- [Set problem] Write out all the data again, exactly as it stands.

- [Entries provided]
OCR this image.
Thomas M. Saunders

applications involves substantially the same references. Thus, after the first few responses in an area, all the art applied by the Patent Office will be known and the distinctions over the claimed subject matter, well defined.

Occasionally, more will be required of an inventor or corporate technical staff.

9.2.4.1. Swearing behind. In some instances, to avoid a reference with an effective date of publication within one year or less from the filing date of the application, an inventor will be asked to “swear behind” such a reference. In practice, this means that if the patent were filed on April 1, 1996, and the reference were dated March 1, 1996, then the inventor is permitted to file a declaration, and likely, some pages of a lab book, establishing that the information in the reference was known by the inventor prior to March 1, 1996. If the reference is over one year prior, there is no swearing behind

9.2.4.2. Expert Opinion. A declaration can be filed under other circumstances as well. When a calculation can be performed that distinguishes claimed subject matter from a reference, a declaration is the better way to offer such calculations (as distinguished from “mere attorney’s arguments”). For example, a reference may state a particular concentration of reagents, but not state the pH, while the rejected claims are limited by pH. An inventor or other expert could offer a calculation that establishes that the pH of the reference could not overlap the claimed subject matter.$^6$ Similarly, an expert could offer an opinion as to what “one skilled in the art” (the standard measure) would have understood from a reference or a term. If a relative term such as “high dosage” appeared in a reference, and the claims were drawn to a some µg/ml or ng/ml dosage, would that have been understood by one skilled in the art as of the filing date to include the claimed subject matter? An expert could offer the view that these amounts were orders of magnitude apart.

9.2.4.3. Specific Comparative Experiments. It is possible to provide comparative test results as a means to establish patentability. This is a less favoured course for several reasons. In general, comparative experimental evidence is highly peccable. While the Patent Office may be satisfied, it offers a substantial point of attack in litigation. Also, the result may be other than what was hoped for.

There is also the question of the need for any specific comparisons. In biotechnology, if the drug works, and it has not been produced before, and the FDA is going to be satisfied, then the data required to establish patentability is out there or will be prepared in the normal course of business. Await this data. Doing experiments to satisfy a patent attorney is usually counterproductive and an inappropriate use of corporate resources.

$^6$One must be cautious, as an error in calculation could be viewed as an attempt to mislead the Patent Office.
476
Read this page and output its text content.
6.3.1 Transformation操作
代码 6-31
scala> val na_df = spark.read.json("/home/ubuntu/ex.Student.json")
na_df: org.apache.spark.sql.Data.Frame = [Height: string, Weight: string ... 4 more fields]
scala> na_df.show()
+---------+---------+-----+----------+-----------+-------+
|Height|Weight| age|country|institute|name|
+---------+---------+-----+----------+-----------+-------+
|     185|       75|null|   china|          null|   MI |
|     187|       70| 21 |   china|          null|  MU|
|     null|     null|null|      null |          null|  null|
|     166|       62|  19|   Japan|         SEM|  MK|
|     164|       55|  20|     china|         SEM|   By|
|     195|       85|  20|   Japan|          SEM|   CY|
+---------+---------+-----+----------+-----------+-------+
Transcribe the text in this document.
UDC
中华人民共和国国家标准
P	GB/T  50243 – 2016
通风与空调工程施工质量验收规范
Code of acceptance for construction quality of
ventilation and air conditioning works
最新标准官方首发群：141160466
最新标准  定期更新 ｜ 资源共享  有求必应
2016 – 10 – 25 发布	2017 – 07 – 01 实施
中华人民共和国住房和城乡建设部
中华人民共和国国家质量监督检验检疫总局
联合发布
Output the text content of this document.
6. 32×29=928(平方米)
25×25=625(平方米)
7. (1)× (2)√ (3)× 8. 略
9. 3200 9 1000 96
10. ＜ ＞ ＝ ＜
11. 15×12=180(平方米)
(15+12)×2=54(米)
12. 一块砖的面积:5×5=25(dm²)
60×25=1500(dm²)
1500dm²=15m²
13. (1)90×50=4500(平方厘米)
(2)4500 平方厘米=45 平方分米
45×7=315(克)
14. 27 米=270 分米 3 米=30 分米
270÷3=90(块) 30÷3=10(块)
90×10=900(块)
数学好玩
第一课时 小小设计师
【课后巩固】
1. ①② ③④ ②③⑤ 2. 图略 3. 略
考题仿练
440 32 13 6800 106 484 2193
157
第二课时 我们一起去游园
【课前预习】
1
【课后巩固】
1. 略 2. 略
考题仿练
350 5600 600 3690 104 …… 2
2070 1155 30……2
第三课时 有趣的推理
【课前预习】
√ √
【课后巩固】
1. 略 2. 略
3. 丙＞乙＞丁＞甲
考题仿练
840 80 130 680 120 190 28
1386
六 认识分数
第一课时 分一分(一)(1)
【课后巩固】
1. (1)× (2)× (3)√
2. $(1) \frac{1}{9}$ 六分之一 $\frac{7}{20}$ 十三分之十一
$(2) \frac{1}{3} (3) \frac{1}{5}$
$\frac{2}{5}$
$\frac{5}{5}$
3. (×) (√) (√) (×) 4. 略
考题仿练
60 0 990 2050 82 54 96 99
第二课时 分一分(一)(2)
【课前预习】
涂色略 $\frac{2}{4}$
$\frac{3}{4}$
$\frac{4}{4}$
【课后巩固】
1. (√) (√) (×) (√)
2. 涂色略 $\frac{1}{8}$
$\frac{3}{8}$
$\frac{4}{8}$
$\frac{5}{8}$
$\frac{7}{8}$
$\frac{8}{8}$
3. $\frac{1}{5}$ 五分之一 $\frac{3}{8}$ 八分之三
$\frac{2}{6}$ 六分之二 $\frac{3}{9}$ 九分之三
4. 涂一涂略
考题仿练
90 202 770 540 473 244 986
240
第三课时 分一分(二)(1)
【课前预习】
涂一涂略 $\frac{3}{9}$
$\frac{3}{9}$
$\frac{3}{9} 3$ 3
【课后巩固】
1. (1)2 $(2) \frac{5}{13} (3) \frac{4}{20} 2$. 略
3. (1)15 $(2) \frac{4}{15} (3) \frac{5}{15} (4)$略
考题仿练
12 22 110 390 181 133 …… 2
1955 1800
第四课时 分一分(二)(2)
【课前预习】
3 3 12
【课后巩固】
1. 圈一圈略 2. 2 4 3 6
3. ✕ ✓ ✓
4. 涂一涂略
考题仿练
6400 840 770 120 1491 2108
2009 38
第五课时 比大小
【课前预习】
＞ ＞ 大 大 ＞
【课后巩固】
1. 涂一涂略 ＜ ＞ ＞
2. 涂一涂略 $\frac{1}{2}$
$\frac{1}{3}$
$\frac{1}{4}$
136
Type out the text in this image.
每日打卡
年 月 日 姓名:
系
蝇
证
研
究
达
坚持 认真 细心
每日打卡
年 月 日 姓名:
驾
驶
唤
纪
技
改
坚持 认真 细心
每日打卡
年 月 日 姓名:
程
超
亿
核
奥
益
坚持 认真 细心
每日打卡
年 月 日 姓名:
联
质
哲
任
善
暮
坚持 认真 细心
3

- [Result]
OCR this image.
Thomas M. Saunders

applications involves substantially the same references. Thus, after the first few responses in an area, all the art applied by the Patent Office will be known and the distinctions over the claimed subject matter, well defined.

Occasionally, more will be required of an inventor or corporate technical staff.

9.2.4.1. Swearing behind. In some instances, to avoid a reference with an effective date of publication within one year or less from the filing date of the application, an inventor will be asked to “swear behind” such a reference. In practice, this means that if the patent were filed on April 1, 1996, and the reference were dated March 1, 1996, then the inventor is permitted to file a declaration, and likely, some pages of a lab book, establishing that the information in the reference was known by the inventor prior to March 1, 1996. If the reference is over one year prior, there is no swearing behind

9.2.4.2. Expert Opinion. A declaration can be filed under other circumstances as well. When a calculation can be performed that distinguishes claimed subject matter from a reference, a declaration is the better way to offer such calculations (as distinguished from “mere attorney’s arguments”). For example, a reference may state a particular concentration of reagents, but not state the pH, while the rejected claims are limited by pH. An inventor or other expert could offer a calculation that establishes that the pH of the reference could not overlap the claimed subject matter.$^6$ Similarly, an expert could offer an opinion as to what “one skilled in the art” (the standard measure) would have understood from a reference or a term. If a relative term such as “high dosage” appeared in a reference, and the claims were drawn to a some µg/ml or ng/ml dosage, would that have been understood by one skilled in the art as of the filing date to include the claimed subject matter? An expert could offer the view that these amounts were orders of magnitude apart.

9.2.4.3. Specific Comparative Experiments. It is possible to provide comparative test results as a means to establish patentability. This is a less favoured course for several reasons. In general, comparative experimental evidence is highly peccable. While the Patent Office may be satisfied, it offers a substantial point of attack in litigation. Also, the result may be other than what was hoped for.

There is also the question of the need for any specific comparisons. In biotechnology, if the drug works, and it has not been produced before, and the FDA is going to be satisfied, then the data required to establish patentability is out there or will be prepared in the normal course of business. Await this data. Doing experiments to satisfy a patent attorney is usually counterproductive and an inappropriate use of corporate resources.

$^6$One must be cautious, as an error in calculation could be viewed as an attempt to mislead the Patent Office.
476
Read this page and output its text content.
6.3.1 Transformation操作
代码 6-31
scala> val na_df = spark.read.json("/home/ubuntu/ex.Student.json")
na_df: org.apache.spark.sql.Data.Frame = [Height: string, Weight: string ... 4 more fields]
scala> na_df.show()
+---------+---------+-----+----------+-----------+-------+
|Height|Weight| age|country|institute|name|
+---------+---------+-----+----------+-----------+-------+
|     185|       75|null|   china|          null|   MI |
|     187|       70| 21 |   china|          null|  MU|
|     null|     null|null|      null |          null|  null|
|     166|       62|  19|   Japan|         SEM|  MK|
|     164|       55|  20|     china|         SEM|   By|
|     195|       85|  20|   Japan|          SEM|   CY|
+---------+---------+-----+----------+-----------+-------+
Transcribe the text in this document.
UDC
中华人民共和国国家标准
P	GB/T  50243 – 2016
通风与空调工程施工质量验收规范
Code of acceptance for construction quality of
ventilation and air conditioning works
最新标准官方首发群：141160466
最新标准  定期更新 ｜ 资源共享  有求必应
2016 – 10 – 25 发布	2017 – 07 – 01 实施
中华人民共和国住房和城乡建设部
中华人民共和国国家质量监督检验检疫总局
联合发布
Output the text content of this document.
6. 32×29=928(平方米)
25×25=625(平方米)
7. (1)× (2)√ (3)× 8. 略
9. 3200 9 1000 96
10. ＜ ＞ ＝ ＜
11. 15×12=180(平方米)
(15+12)×2=54(米)
12. 一块砖的面积:5×5=25(dm²)
60×25=1500(dm²)
1500dm²=15m²
13. (1)90×50=4500(平方厘米)
(2)4500 平方厘米=45 平方分米
45×7=315(克)
14. 27 米=270 分米 3 米=30 分米
270÷3=90(块) 30÷3=10(块)
90×10=900(块)
数学好玩
第一课时 小小设计师
【课后巩固】
1. ①② ③④ ②③⑤ 2. 图略 3. 略
考题仿练
440 32 13 6800 106 484 2193
157
第二课时 我们一起去游园
【课前预习】
1
【课后巩固】
1. 略 2. 略
考题仿练
350 5600 600 3690 104 …… 2
2070 1155 30……2
第三课时 有趣的推理
【课前预习】
√ √
【课后巩固】
1. 略 2. 略
3. 丙＞乙＞丁＞甲
考题仿练
840 80 130 680 120 190 28
1386
六 认识分数
第一课时 分一分(一)(1)
【课后巩固】
1. (1)× (2)× (3)√
2. $(1) \frac{1}{9}$ 六分之一 $\frac{7}{20}$ 十三分之十一
$(2) \frac{1}{3} (3) \frac{1}{5}$
$\frac{2}{5}$
$\frac{5}{5}$
3. (×) (√) (√) (×) 4. 略
考题仿练
60 0 990 2050 82 54 96 99
第二课时 分一分(一)(2)
【课前预习】
涂色略 $\frac{2}{4}$
$\frac{3}{4}$
$\frac{4}{4}$
【课后巩固】
1. (√) (√) (×) (√)
2. 涂色略 $\frac{1}{8}$
$\frac{3}{8}$
$\frac{4}{8}$
$\frac{5}{8}$
$\frac{7}{8}$
$\frac{8}{8}$
3. $\frac{1}{5}$ 五分之一 $\frac{3}{8}$ 八分之三
$\frac{2}{6}$ 六分之二 $\frac{3}{9}$ 九分之三
4. 涂一涂略
考题仿练
90 202 770 540 473 244 986
240
第三课时 分一分(二)(1)
【课前预习】
涂一涂略 $\frac{3}{9}$
$\frac{3}{9}$
$\frac{3}{9} 3$ 3
【课后巩固】
1. (1)2 $(2) \frac{5}{13} (3) \frac{4}{20} 2$. 略
3. (1)15 $(2) \frac{4}{15} (3) \frac{5}{15} (4)$略
考题仿练
12 22 110 390 181 133 …… 2
1955 1800
第四课时 分一分(二)(2)
【课前预习】
3 3 12
【课后巩固】
1. 圈一圈略 2. 2 4 3 6
3. ✕ ✓ ✓
4. 涂一涂略
考题仿练
6400 840 770 120 1491 2108
2009 38
第五课时 比大小
【课前预习】
＞ ＞ 大 大 ＞
【课后巩固】
1. 涂一涂略 ＜ ＞ ＞
2. 涂一涂略 $\frac{1}{2}$
$\frac{1}{3}$
$\frac{1}{4}$
136
Type out the text in this image.
每日打卡
年 月 日 姓名:
系
蝇
证
研
究
达
坚持 认真 细心
每日打卡
年 月 日 姓名:
驾
驶
唤
纪
技
改
坚持 认真 细心
每日打卡
年 月 日 姓名:
程
超
亿
核
奥
益
坚持 认真 细心
每日打卡
年 月 日 姓名:
联
质
哲
任
善
暮
坚持 认真 细心
3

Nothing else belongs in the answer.